● Short task:
Write only the number of lines holding the string "loyalty".

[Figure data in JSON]
┌──

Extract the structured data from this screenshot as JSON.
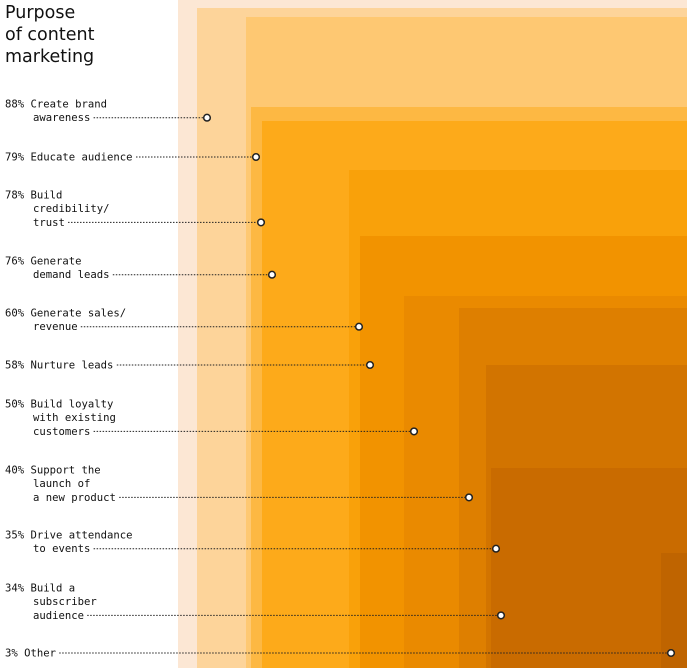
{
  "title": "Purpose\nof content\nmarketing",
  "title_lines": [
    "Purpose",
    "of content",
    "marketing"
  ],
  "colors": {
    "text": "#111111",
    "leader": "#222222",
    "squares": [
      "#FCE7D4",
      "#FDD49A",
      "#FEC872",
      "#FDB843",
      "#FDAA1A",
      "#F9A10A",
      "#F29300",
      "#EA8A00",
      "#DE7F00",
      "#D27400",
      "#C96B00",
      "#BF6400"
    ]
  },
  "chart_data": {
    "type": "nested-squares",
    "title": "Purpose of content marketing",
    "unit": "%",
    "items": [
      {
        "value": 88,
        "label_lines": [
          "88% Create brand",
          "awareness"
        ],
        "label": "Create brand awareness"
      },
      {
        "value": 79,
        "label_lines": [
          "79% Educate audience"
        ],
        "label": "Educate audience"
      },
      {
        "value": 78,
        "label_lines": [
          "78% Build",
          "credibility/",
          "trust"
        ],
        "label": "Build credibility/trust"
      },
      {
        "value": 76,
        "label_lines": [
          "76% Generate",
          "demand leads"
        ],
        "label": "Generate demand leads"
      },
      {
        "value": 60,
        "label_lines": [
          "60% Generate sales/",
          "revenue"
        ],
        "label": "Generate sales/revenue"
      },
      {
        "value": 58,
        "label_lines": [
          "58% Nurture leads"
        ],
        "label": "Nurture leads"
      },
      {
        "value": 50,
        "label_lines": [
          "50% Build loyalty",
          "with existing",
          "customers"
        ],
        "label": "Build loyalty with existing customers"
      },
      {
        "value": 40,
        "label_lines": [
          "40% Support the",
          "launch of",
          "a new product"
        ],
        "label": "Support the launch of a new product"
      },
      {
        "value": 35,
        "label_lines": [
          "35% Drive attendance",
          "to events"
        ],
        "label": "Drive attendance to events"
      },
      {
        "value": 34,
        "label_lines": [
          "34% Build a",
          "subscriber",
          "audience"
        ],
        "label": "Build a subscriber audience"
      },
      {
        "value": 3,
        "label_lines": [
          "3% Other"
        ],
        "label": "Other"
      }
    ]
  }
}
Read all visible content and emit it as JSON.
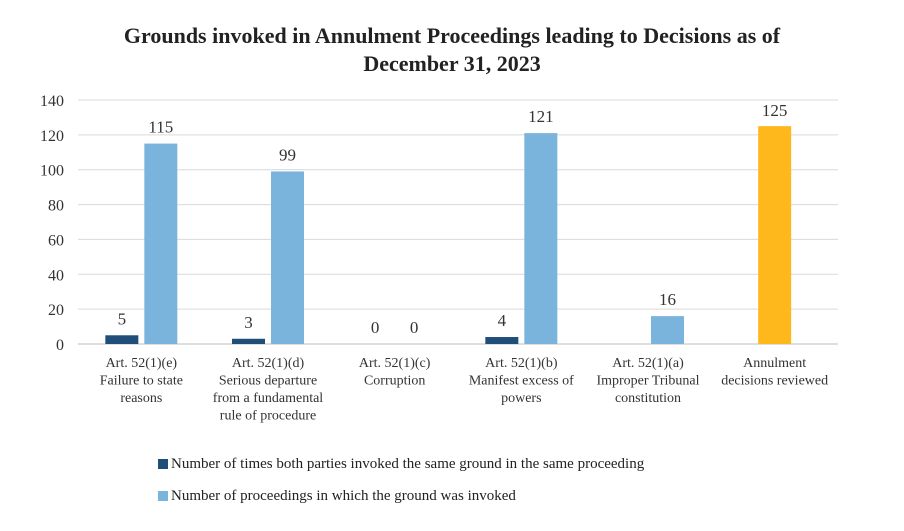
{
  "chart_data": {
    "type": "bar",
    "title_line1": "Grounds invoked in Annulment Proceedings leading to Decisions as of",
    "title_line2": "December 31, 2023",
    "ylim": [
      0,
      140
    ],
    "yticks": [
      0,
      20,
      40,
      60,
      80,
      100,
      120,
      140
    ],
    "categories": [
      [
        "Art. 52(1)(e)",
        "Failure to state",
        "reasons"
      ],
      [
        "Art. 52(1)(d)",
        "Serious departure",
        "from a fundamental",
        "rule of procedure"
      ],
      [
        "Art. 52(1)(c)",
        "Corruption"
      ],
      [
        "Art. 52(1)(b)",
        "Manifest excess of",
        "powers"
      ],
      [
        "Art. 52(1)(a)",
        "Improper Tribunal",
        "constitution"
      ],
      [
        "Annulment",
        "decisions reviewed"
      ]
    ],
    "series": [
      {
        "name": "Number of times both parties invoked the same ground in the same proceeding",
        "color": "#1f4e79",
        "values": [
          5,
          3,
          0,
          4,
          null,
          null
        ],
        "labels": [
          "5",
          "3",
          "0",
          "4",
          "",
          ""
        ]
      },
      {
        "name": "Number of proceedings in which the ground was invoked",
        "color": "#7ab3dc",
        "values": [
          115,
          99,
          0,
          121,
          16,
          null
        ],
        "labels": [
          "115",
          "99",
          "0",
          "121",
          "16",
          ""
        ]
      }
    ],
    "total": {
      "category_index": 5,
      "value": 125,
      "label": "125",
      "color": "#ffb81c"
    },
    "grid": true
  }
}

└──
┌──

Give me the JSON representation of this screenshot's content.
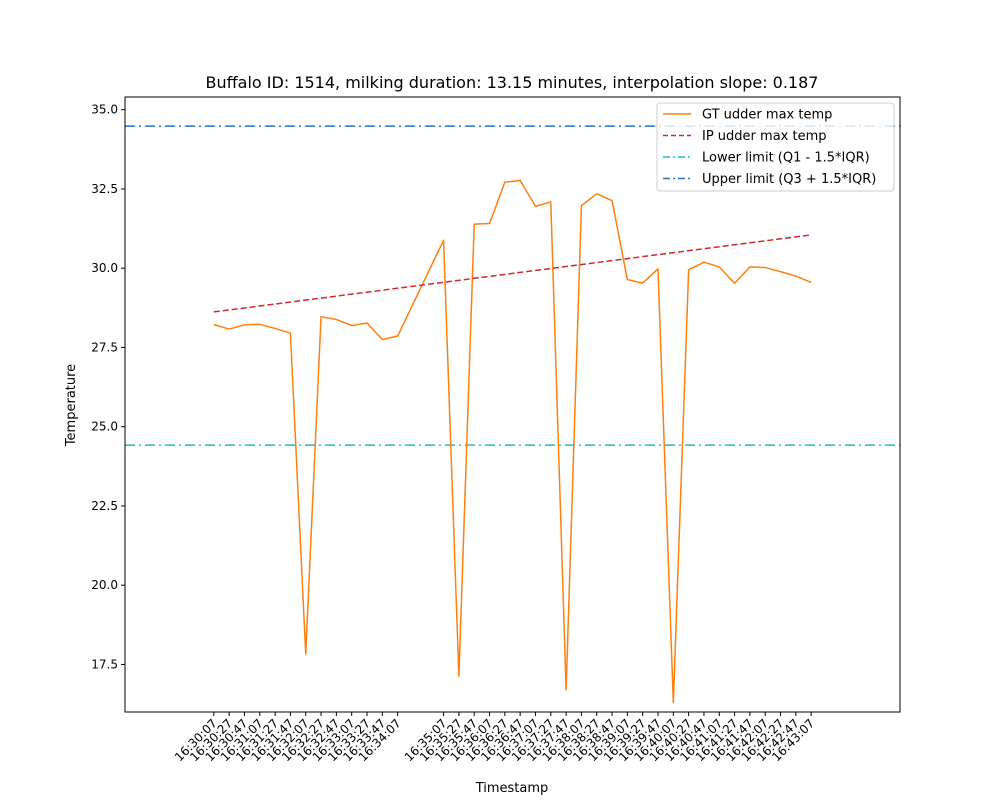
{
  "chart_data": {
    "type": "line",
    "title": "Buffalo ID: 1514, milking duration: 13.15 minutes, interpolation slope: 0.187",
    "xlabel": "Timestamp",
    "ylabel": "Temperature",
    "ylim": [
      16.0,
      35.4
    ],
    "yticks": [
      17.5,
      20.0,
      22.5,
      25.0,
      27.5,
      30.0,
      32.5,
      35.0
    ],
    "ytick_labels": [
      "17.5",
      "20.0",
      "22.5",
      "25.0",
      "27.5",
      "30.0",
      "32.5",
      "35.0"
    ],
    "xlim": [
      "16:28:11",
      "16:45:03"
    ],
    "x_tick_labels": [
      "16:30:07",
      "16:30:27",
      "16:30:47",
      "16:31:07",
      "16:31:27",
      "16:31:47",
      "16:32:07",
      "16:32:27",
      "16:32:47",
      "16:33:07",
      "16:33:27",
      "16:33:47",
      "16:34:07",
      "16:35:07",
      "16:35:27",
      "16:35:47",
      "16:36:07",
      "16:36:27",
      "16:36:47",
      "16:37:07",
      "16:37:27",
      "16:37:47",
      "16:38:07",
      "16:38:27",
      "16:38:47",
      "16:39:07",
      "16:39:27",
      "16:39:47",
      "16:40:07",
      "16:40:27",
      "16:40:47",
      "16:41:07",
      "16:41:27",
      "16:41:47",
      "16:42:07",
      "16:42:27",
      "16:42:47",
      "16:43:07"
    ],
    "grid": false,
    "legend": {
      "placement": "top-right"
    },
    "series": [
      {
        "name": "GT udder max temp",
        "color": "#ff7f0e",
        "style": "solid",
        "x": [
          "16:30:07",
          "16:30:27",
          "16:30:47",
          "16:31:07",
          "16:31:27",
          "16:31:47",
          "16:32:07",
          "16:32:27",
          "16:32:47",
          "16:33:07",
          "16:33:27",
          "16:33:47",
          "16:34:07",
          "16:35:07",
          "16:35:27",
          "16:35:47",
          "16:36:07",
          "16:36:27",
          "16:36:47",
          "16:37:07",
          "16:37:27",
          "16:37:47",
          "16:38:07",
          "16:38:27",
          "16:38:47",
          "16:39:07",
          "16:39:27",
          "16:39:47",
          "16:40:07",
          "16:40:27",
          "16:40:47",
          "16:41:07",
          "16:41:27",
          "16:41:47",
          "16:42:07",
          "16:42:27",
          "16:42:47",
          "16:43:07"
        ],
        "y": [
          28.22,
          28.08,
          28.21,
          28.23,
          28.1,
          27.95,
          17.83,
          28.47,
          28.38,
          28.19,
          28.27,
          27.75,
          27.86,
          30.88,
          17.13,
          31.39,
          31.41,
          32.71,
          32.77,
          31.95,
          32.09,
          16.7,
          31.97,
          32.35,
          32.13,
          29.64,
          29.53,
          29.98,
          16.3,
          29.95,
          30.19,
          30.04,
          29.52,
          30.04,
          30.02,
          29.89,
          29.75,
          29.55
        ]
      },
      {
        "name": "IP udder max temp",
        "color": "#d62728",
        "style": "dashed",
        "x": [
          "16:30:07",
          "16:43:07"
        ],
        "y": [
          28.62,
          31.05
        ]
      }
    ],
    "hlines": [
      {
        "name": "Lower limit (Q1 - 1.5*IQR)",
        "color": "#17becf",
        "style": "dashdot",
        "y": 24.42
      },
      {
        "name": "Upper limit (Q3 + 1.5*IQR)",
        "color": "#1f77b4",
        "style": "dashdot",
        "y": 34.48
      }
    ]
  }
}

└──
┌──

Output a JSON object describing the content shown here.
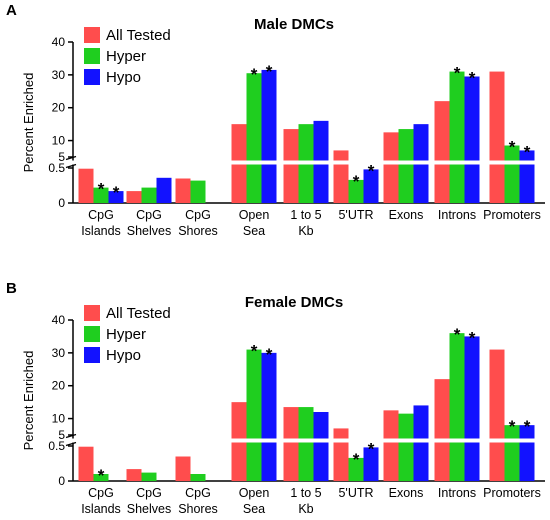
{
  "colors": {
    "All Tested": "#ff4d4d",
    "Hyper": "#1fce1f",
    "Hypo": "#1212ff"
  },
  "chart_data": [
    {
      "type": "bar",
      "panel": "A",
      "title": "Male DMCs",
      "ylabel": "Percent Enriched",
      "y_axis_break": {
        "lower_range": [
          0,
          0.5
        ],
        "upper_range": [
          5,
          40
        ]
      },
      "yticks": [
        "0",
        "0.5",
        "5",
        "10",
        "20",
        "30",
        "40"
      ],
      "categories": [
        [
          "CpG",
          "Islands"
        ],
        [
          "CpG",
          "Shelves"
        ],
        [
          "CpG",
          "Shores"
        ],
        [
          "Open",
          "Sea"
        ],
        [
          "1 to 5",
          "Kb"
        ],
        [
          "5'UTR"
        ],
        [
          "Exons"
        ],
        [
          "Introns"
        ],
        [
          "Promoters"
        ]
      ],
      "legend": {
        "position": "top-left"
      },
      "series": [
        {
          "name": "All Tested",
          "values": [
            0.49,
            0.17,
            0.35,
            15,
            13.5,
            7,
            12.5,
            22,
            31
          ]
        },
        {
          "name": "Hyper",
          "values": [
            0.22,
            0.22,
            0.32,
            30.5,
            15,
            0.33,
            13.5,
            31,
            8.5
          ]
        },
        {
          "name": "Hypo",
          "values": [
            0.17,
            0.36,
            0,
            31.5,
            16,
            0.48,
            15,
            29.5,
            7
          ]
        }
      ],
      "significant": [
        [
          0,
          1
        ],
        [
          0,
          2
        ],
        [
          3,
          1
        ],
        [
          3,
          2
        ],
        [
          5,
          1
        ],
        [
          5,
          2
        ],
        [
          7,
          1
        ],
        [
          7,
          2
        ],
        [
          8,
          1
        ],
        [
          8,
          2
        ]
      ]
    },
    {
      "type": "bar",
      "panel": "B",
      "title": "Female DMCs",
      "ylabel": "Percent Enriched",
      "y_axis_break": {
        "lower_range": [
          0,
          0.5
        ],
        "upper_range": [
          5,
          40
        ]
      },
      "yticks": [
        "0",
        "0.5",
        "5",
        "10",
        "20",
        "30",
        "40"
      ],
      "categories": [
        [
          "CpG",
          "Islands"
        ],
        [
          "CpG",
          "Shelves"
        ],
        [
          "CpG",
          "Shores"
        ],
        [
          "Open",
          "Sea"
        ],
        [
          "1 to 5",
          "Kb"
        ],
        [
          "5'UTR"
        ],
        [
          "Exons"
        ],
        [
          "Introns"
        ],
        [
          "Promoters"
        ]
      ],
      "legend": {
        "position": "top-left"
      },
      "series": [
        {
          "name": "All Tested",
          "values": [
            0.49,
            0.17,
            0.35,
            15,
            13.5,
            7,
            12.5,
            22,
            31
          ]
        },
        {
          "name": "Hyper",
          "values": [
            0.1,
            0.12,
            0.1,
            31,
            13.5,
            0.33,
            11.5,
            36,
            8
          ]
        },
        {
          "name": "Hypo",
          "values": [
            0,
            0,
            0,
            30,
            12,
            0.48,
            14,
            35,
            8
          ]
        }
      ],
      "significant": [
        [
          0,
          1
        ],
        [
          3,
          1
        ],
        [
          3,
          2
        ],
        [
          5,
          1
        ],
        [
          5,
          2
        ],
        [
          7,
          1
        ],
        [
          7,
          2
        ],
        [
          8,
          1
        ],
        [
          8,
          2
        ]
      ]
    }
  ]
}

└──

● Correct response:
2